▸ **Short task**
Report how many lines hold the word "name"; give nothing but the number.
-=-=-=-=-
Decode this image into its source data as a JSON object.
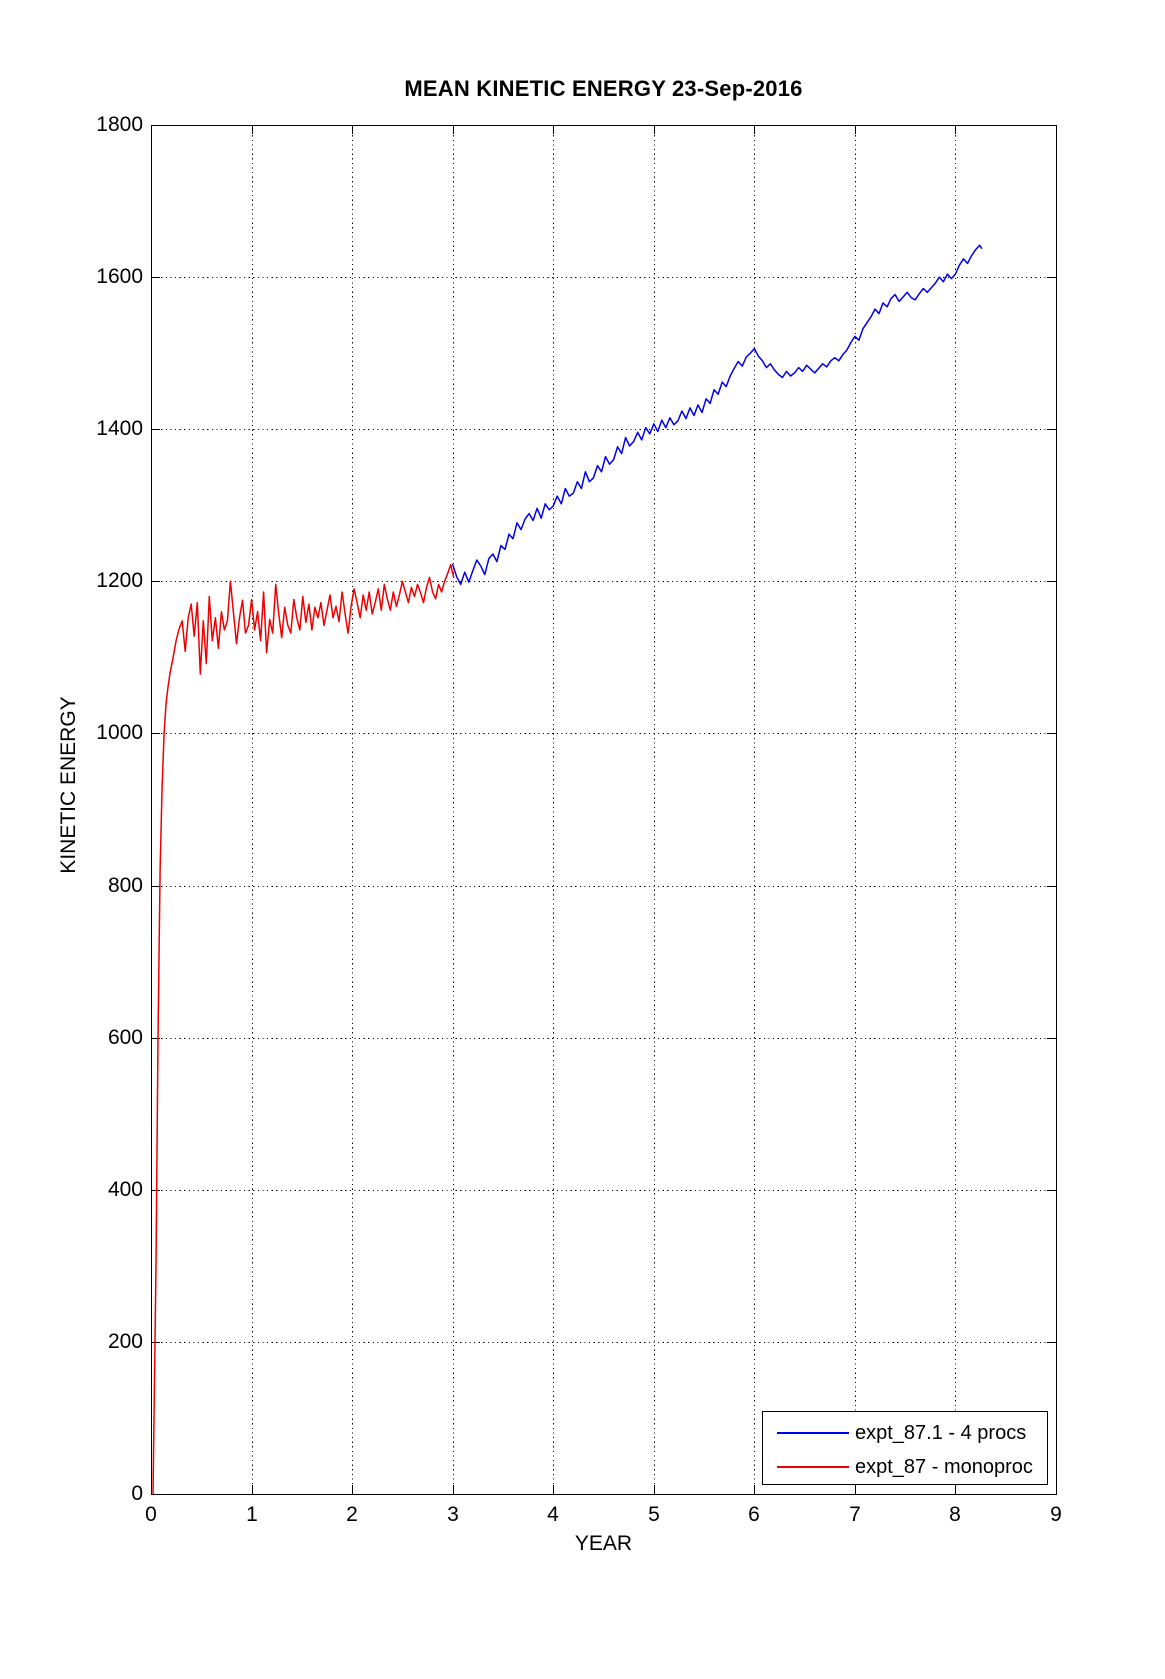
{
  "figure": {
    "background": "#ffffff",
    "grid_color": "#000000",
    "axis_color": "#000000"
  },
  "chart_data": {
    "type": "line",
    "title": "MEAN KINETIC ENERGY 23-Sep-2016",
    "xlabel": "YEAR",
    "ylabel": "KINETIC ENERGY",
    "xlim": [
      0,
      9
    ],
    "ylim": [
      0,
      1800
    ],
    "xticks": [
      0,
      1,
      2,
      3,
      4,
      5,
      6,
      7,
      8,
      9
    ],
    "yticks": [
      0,
      200,
      400,
      600,
      800,
      1000,
      1200,
      1400,
      1600,
      1800
    ],
    "grid": true,
    "grid_style": "dotted",
    "legend_position": "bottom-right",
    "series": [
      {
        "name": "expt_87.1 - 4 procs",
        "color": "#0000ee",
        "points": [
          [
            3.0,
            1222
          ],
          [
            3.04,
            1206
          ],
          [
            3.08,
            1196
          ],
          [
            3.12,
            1212
          ],
          [
            3.16,
            1199
          ],
          [
            3.2,
            1214
          ],
          [
            3.24,
            1228
          ],
          [
            3.28,
            1220
          ],
          [
            3.32,
            1209
          ],
          [
            3.36,
            1230
          ],
          [
            3.4,
            1236
          ],
          [
            3.44,
            1226
          ],
          [
            3.48,
            1247
          ],
          [
            3.52,
            1242
          ],
          [
            3.56,
            1262
          ],
          [
            3.6,
            1256
          ],
          [
            3.64,
            1277
          ],
          [
            3.68,
            1268
          ],
          [
            3.72,
            1282
          ],
          [
            3.76,
            1289
          ],
          [
            3.8,
            1280
          ],
          [
            3.84,
            1296
          ],
          [
            3.88,
            1283
          ],
          [
            3.92,
            1302
          ],
          [
            3.96,
            1294
          ],
          [
            4.0,
            1299
          ],
          [
            4.04,
            1312
          ],
          [
            4.08,
            1302
          ],
          [
            4.12,
            1322
          ],
          [
            4.16,
            1312
          ],
          [
            4.2,
            1316
          ],
          [
            4.24,
            1331
          ],
          [
            4.28,
            1322
          ],
          [
            4.32,
            1344
          ],
          [
            4.36,
            1331
          ],
          [
            4.4,
            1336
          ],
          [
            4.44,
            1352
          ],
          [
            4.48,
            1344
          ],
          [
            4.52,
            1364
          ],
          [
            4.56,
            1354
          ],
          [
            4.6,
            1360
          ],
          [
            4.64,
            1377
          ],
          [
            4.68,
            1368
          ],
          [
            4.72,
            1389
          ],
          [
            4.76,
            1378
          ],
          [
            4.8,
            1384
          ],
          [
            4.84,
            1396
          ],
          [
            4.88,
            1386
          ],
          [
            4.92,
            1402
          ],
          [
            4.96,
            1394
          ],
          [
            5.0,
            1407
          ],
          [
            5.04,
            1397
          ],
          [
            5.08,
            1412
          ],
          [
            5.12,
            1402
          ],
          [
            5.16,
            1415
          ],
          [
            5.2,
            1406
          ],
          [
            5.24,
            1411
          ],
          [
            5.28,
            1424
          ],
          [
            5.32,
            1414
          ],
          [
            5.36,
            1428
          ],
          [
            5.4,
            1418
          ],
          [
            5.44,
            1432
          ],
          [
            5.48,
            1422
          ],
          [
            5.52,
            1440
          ],
          [
            5.56,
            1434
          ],
          [
            5.6,
            1452
          ],
          [
            5.64,
            1446
          ],
          [
            5.68,
            1462
          ],
          [
            5.72,
            1456
          ],
          [
            5.76,
            1470
          ],
          [
            5.8,
            1480
          ],
          [
            5.84,
            1489
          ],
          [
            5.88,
            1483
          ],
          [
            5.92,
            1495
          ],
          [
            5.96,
            1500
          ],
          [
            6.0,
            1506
          ],
          [
            6.04,
            1496
          ],
          [
            6.08,
            1490
          ],
          [
            6.12,
            1481
          ],
          [
            6.16,
            1486
          ],
          [
            6.2,
            1478
          ],
          [
            6.24,
            1472
          ],
          [
            6.28,
            1468
          ],
          [
            6.32,
            1476
          ],
          [
            6.36,
            1470
          ],
          [
            6.4,
            1474
          ],
          [
            6.44,
            1481
          ],
          [
            6.48,
            1476
          ],
          [
            6.52,
            1484
          ],
          [
            6.56,
            1479
          ],
          [
            6.6,
            1474
          ],
          [
            6.64,
            1480
          ],
          [
            6.68,
            1486
          ],
          [
            6.72,
            1482
          ],
          [
            6.76,
            1490
          ],
          [
            6.8,
            1494
          ],
          [
            6.84,
            1490
          ],
          [
            6.88,
            1498
          ],
          [
            6.92,
            1504
          ],
          [
            6.96,
            1514
          ],
          [
            7.0,
            1522
          ],
          [
            7.04,
            1517
          ],
          [
            7.08,
            1532
          ],
          [
            7.12,
            1540
          ],
          [
            7.16,
            1548
          ],
          [
            7.2,
            1558
          ],
          [
            7.24,
            1552
          ],
          [
            7.28,
            1566
          ],
          [
            7.32,
            1561
          ],
          [
            7.36,
            1572
          ],
          [
            7.4,
            1577
          ],
          [
            7.44,
            1568
          ],
          [
            7.48,
            1574
          ],
          [
            7.52,
            1580
          ],
          [
            7.56,
            1573
          ],
          [
            7.6,
            1570
          ],
          [
            7.64,
            1578
          ],
          [
            7.68,
            1585
          ],
          [
            7.72,
            1580
          ],
          [
            7.76,
            1586
          ],
          [
            7.8,
            1592
          ],
          [
            7.84,
            1600
          ],
          [
            7.88,
            1594
          ],
          [
            7.92,
            1604
          ],
          [
            7.96,
            1598
          ],
          [
            8.0,
            1604
          ],
          [
            8.04,
            1616
          ],
          [
            8.08,
            1624
          ],
          [
            8.12,
            1618
          ],
          [
            8.16,
            1628
          ],
          [
            8.2,
            1636
          ],
          [
            8.24,
            1642
          ],
          [
            8.26,
            1638
          ]
        ]
      },
      {
        "name": "expt_87 - monoproc",
        "color": "#ee0000",
        "points": [
          [
            0.02,
            0
          ],
          [
            0.05,
            300
          ],
          [
            0.07,
            600
          ],
          [
            0.09,
            820
          ],
          [
            0.11,
            930
          ],
          [
            0.13,
            1000
          ],
          [
            0.15,
            1040
          ],
          [
            0.17,
            1062
          ],
          [
            0.19,
            1080
          ],
          [
            0.22,
            1100
          ],
          [
            0.25,
            1122
          ],
          [
            0.28,
            1138
          ],
          [
            0.31,
            1148
          ],
          [
            0.34,
            1108
          ],
          [
            0.37,
            1152
          ],
          [
            0.4,
            1170
          ],
          [
            0.43,
            1128
          ],
          [
            0.46,
            1172
          ],
          [
            0.49,
            1078
          ],
          [
            0.52,
            1148
          ],
          [
            0.55,
            1092
          ],
          [
            0.58,
            1180
          ],
          [
            0.61,
            1122
          ],
          [
            0.64,
            1152
          ],
          [
            0.67,
            1112
          ],
          [
            0.7,
            1160
          ],
          [
            0.73,
            1136
          ],
          [
            0.76,
            1148
          ],
          [
            0.79,
            1200
          ],
          [
            0.82,
            1158
          ],
          [
            0.85,
            1118
          ],
          [
            0.88,
            1152
          ],
          [
            0.91,
            1175
          ],
          [
            0.94,
            1132
          ],
          [
            0.97,
            1142
          ],
          [
            1.0,
            1176
          ],
          [
            1.03,
            1136
          ],
          [
            1.06,
            1160
          ],
          [
            1.09,
            1122
          ],
          [
            1.12,
            1186
          ],
          [
            1.15,
            1106
          ],
          [
            1.18,
            1150
          ],
          [
            1.21,
            1132
          ],
          [
            1.24,
            1196
          ],
          [
            1.27,
            1158
          ],
          [
            1.3,
            1126
          ],
          [
            1.33,
            1166
          ],
          [
            1.36,
            1142
          ],
          [
            1.39,
            1132
          ],
          [
            1.42,
            1176
          ],
          [
            1.45,
            1152
          ],
          [
            1.48,
            1136
          ],
          [
            1.51,
            1180
          ],
          [
            1.54,
            1146
          ],
          [
            1.57,
            1170
          ],
          [
            1.6,
            1136
          ],
          [
            1.63,
            1166
          ],
          [
            1.66,
            1152
          ],
          [
            1.69,
            1172
          ],
          [
            1.72,
            1142
          ],
          [
            1.75,
            1162
          ],
          [
            1.78,
            1182
          ],
          [
            1.81,
            1152
          ],
          [
            1.84,
            1167
          ],
          [
            1.87,
            1147
          ],
          [
            1.9,
            1186
          ],
          [
            1.93,
            1157
          ],
          [
            1.96,
            1132
          ],
          [
            1.99,
            1167
          ],
          [
            2.02,
            1190
          ],
          [
            2.05,
            1172
          ],
          [
            2.08,
            1152
          ],
          [
            2.11,
            1182
          ],
          [
            2.14,
            1162
          ],
          [
            2.17,
            1186
          ],
          [
            2.2,
            1157
          ],
          [
            2.23,
            1172
          ],
          [
            2.26,
            1190
          ],
          [
            2.29,
            1162
          ],
          [
            2.32,
            1196
          ],
          [
            2.35,
            1177
          ],
          [
            2.38,
            1162
          ],
          [
            2.41,
            1186
          ],
          [
            2.44,
            1167
          ],
          [
            2.47,
            1182
          ],
          [
            2.5,
            1200
          ],
          [
            2.53,
            1186
          ],
          [
            2.56,
            1172
          ],
          [
            2.59,
            1192
          ],
          [
            2.62,
            1180
          ],
          [
            2.65,
            1196
          ],
          [
            2.68,
            1185
          ],
          [
            2.71,
            1172
          ],
          [
            2.74,
            1192
          ],
          [
            2.77,
            1205
          ],
          [
            2.8,
            1186
          ],
          [
            2.83,
            1177
          ],
          [
            2.86,
            1196
          ],
          [
            2.89,
            1186
          ],
          [
            2.92,
            1200
          ],
          [
            2.95,
            1210
          ],
          [
            2.98,
            1222
          ],
          [
            3.01,
            1205
          ]
        ]
      }
    ]
  }
}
-=-=-=-=-
▸ **Solution**
2